Part of a data file:
--------------------

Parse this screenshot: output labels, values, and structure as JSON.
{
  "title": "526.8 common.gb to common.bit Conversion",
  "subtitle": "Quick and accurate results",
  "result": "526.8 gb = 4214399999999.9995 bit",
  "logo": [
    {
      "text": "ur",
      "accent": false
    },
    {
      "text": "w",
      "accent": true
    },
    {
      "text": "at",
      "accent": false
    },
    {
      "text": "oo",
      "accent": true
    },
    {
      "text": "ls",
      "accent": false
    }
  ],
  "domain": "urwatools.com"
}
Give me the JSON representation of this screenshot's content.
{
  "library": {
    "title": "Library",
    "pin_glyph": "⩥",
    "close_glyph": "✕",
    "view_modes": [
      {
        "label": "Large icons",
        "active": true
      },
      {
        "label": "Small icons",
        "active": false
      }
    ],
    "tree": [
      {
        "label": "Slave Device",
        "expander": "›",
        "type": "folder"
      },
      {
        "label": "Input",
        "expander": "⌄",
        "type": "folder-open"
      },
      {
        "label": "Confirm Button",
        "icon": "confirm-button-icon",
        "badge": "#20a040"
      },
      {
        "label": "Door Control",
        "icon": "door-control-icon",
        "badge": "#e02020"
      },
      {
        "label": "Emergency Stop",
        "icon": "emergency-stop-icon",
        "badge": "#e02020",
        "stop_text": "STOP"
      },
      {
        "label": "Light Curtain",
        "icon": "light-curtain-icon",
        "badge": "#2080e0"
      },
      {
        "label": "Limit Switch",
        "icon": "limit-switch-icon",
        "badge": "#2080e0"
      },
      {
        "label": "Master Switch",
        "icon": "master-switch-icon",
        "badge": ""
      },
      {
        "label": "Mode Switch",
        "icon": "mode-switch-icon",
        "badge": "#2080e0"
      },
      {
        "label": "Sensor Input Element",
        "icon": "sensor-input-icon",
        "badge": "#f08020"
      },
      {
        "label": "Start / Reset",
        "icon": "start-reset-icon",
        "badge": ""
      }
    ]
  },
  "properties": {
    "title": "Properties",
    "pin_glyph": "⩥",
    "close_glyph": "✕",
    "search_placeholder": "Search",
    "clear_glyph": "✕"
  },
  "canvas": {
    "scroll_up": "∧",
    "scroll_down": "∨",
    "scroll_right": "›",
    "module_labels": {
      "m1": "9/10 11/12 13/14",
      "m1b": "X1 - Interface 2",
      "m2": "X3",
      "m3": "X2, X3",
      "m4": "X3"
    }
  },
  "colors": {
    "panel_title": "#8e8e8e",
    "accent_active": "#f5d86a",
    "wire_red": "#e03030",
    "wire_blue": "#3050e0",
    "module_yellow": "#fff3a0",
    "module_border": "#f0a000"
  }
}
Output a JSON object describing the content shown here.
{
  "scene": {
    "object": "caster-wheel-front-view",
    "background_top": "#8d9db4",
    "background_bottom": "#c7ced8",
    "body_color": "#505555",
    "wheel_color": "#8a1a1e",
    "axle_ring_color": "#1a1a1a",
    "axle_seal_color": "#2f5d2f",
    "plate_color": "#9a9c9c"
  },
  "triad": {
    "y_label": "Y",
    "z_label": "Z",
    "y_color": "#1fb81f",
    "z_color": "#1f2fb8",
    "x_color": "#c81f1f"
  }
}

--------------------

Written instruction: Please output every record, keeping each line exact.

Finished exercise:
Parse this screenshot: output labels, values, and structure as JSON.
{
  "title": "526.8 common.gb to common.bit Conversion",
  "subtitle": "Quick and accurate results",
  "result": "526.8 gb = 4214399999999.9995 bit",
  "logo": [
    {
      "text": "ur",
      "accent": false
    },
    {
      "text": "w",
      "accent": true
    },
    {
      "text": "at",
      "accent": false
    },
    {
      "text": "oo",
      "accent": true
    },
    {
      "text": "ls",
      "accent": false
    }
  ],
  "domain": "urwatools.com"
}
Give me the JSON representation of this screenshot's content.
{
  "library": {
    "title": "Library",
    "pin_glyph": "⩥",
    "close_glyph": "✕",
    "view_modes": [
      {
        "label": "Large icons",
        "active": true
      },
      {
        "label": "Small icons",
        "active": false
      }
    ],
    "tree": [
      {
        "label": "Slave Device",
        "expander": "›",
        "type": "folder"
      },
      {
        "label": "Input",
        "expander": "⌄",
        "type": "folder-open"
      },
      {
        "label": "Confirm Button",
        "icon": "confirm-button-icon",
        "badge": "#20a040"
      },
      {
        "label": "Door Control",
        "icon": "door-control-icon",
        "badge": "#e02020"
      },
      {
        "label": "Emergency Stop",
        "icon": "emergency-stop-icon",
        "badge": "#e02020",
        "stop_text": "STOP"
      },
      {
        "label": "Light Curtain",
        "icon": "light-curtain-icon",
        "badge": "#2080e0"
      },
      {
        "label": "Limit Switch",
        "icon": "limit-switch-icon",
        "badge": "#2080e0"
      },
      {
        "label": "Master Switch",
        "icon": "master-switch-icon",
        "badge": ""
      },
      {
        "label": "Mode Switch",
        "icon": "mode-switch-icon",
        "badge": "#2080e0"
      },
      {
        "label": "Sensor Input Element",
        "icon": "sensor-input-icon",
        "badge": "#f08020"
      },
      {
        "label": "Start / Reset",
        "icon": "start-reset-icon",
        "badge": ""
      }
    ]
  },
  "properties": {
    "title": "Properties",
    "pin_glyph": "⩥",
    "close_glyph": "✕",
    "search_placeholder": "Search",
    "clear_glyph": "✕"
  },
  "canvas": {
    "scroll_up": "∧",
    "scroll_down": "∨",
    "scroll_right": "›",
    "module_labels": {
      "m1": "9/10 11/12 13/14",
      "m1b": "X1 - Interface 2",
      "m2": "X3",
      "m3": "X2, X3",
      "m4": "X3"
    }
  },
  "colors": {
    "panel_title": "#8e8e8e",
    "accent_active": "#f5d86a",
    "wire_red": "#e03030",
    "wire_blue": "#3050e0",
    "module_yellow": "#fff3a0",
    "module_border": "#f0a000"
  }
}
Output a JSON object describing the content shown here.
{
  "scene": {
    "object": "caster-wheel-front-view",
    "background_top": "#8d9db4",
    "background_bottom": "#c7ced8",
    "body_color": "#505555",
    "wheel_color": "#8a1a1e",
    "axle_ring_color": "#1a1a1a",
    "axle_seal_color": "#2f5d2f",
    "plate_color": "#9a9c9c"
  },
  "triad": {
    "y_label": "Y",
    "z_label": "Z",
    "y_color": "#1fb81f",
    "z_color": "#1f2fb8",
    "x_color": "#c81f1f"
  }
}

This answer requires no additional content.